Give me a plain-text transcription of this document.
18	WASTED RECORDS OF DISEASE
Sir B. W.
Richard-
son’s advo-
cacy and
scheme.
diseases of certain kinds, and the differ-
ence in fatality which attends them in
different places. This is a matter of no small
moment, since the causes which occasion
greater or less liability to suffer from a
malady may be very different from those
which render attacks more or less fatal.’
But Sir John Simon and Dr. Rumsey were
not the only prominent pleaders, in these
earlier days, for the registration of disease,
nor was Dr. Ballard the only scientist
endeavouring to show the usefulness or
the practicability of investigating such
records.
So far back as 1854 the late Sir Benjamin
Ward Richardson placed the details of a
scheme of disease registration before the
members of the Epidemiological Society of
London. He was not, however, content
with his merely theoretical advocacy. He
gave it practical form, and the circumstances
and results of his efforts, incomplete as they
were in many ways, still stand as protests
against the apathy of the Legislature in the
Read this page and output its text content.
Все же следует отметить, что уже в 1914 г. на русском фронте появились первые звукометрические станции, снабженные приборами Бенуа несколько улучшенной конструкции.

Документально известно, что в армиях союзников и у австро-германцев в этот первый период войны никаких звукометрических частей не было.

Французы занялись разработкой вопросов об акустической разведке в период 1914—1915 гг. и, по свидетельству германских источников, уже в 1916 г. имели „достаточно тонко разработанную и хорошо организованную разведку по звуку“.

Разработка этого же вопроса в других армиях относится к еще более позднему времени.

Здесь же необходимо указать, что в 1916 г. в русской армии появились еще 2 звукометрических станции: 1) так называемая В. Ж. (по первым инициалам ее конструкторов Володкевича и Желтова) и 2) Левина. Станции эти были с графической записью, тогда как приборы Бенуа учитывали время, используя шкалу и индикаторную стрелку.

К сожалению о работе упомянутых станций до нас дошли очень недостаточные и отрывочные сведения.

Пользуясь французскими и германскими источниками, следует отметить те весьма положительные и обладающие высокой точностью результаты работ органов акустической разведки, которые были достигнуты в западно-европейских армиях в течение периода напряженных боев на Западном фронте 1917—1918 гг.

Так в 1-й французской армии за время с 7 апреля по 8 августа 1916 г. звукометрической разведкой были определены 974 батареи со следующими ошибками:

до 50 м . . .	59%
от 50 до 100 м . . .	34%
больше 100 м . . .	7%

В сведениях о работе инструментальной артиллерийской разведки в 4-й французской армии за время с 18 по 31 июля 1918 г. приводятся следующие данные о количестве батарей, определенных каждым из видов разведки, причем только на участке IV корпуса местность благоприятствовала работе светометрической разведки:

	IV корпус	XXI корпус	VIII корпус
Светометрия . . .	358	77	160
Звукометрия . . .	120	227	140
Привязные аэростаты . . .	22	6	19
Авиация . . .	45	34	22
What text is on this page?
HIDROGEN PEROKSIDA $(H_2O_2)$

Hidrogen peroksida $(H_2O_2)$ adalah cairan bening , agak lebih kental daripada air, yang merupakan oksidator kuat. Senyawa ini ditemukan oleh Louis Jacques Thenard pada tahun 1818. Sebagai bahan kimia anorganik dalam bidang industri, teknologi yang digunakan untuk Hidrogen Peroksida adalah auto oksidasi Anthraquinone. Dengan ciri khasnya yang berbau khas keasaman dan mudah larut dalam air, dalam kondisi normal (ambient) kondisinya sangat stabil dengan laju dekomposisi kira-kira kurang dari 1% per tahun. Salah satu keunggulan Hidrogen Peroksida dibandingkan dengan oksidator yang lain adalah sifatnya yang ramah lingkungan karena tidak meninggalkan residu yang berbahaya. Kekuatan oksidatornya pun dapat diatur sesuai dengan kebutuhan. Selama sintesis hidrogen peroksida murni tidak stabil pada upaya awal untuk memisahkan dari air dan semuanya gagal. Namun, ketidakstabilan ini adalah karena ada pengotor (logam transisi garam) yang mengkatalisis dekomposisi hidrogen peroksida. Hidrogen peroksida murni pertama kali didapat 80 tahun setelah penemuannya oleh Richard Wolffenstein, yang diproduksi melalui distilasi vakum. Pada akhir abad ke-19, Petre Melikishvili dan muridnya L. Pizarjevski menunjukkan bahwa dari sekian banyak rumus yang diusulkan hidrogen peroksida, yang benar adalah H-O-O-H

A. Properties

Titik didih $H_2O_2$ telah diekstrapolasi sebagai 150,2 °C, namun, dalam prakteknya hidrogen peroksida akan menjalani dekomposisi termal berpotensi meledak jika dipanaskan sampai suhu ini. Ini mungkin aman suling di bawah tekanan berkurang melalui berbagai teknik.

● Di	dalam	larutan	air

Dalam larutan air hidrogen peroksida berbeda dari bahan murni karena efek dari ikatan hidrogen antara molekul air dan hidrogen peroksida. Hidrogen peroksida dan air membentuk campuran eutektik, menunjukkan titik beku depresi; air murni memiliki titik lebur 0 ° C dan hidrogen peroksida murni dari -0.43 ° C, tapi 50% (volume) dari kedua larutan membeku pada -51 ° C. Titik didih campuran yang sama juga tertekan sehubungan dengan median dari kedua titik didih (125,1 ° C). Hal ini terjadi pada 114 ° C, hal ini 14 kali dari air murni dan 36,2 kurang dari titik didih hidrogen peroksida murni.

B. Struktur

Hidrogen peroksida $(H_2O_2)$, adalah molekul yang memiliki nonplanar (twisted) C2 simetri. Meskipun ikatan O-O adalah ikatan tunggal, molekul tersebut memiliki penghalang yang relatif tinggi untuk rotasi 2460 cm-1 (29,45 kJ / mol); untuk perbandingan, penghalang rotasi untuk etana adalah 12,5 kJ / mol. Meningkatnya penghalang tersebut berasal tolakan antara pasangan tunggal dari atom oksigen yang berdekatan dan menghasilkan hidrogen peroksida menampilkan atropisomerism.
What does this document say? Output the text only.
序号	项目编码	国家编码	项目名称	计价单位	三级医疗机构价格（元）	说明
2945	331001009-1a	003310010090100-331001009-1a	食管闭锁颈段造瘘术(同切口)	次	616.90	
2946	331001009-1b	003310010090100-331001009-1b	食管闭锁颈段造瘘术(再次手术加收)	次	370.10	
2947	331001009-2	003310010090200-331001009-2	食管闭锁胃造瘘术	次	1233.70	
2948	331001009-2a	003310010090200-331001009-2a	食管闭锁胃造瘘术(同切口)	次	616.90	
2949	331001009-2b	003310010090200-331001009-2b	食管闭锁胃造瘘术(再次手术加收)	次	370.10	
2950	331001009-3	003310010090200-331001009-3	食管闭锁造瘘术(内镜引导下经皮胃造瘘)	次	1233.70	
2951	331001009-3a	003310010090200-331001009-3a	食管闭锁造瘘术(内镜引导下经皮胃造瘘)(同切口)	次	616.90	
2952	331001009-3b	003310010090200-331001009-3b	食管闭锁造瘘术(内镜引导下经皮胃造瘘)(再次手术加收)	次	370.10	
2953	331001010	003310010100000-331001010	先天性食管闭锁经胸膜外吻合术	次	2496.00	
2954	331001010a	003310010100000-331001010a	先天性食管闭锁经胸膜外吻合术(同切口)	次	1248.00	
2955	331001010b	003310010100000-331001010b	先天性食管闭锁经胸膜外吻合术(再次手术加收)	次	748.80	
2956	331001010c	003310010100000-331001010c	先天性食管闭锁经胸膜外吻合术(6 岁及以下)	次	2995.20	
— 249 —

####################

- Aim of the task -
Find the lines containing "larutan" and list every one of them.

- Result below -
● Di	dalam	larutan	air
Dalam larutan air hidrogen peroksida berbeda dari bahan murni karena efek dari ikatan hidrogen antara molekul air dan hidrogen peroksida. Hidrogen peroksida dan air membentuk campuran eutektik, menunjukkan titik beku depresi; air murni memiliki titik lebur 0 ° C dan hidrogen peroksida murni dari -0.43 ° C, tapi 50% (volume) dari kedua larutan membeku pada -51 ° C. Titik didih campuran yang sama juga tertekan sehubungan dengan median dari kedua titik didih (125,1 ° C). Hal ini terjadi pada 114 ° C, hal ini 14 kali dari air murni dan 36,2 kurang dari titik didih hidrogen peroksida murni.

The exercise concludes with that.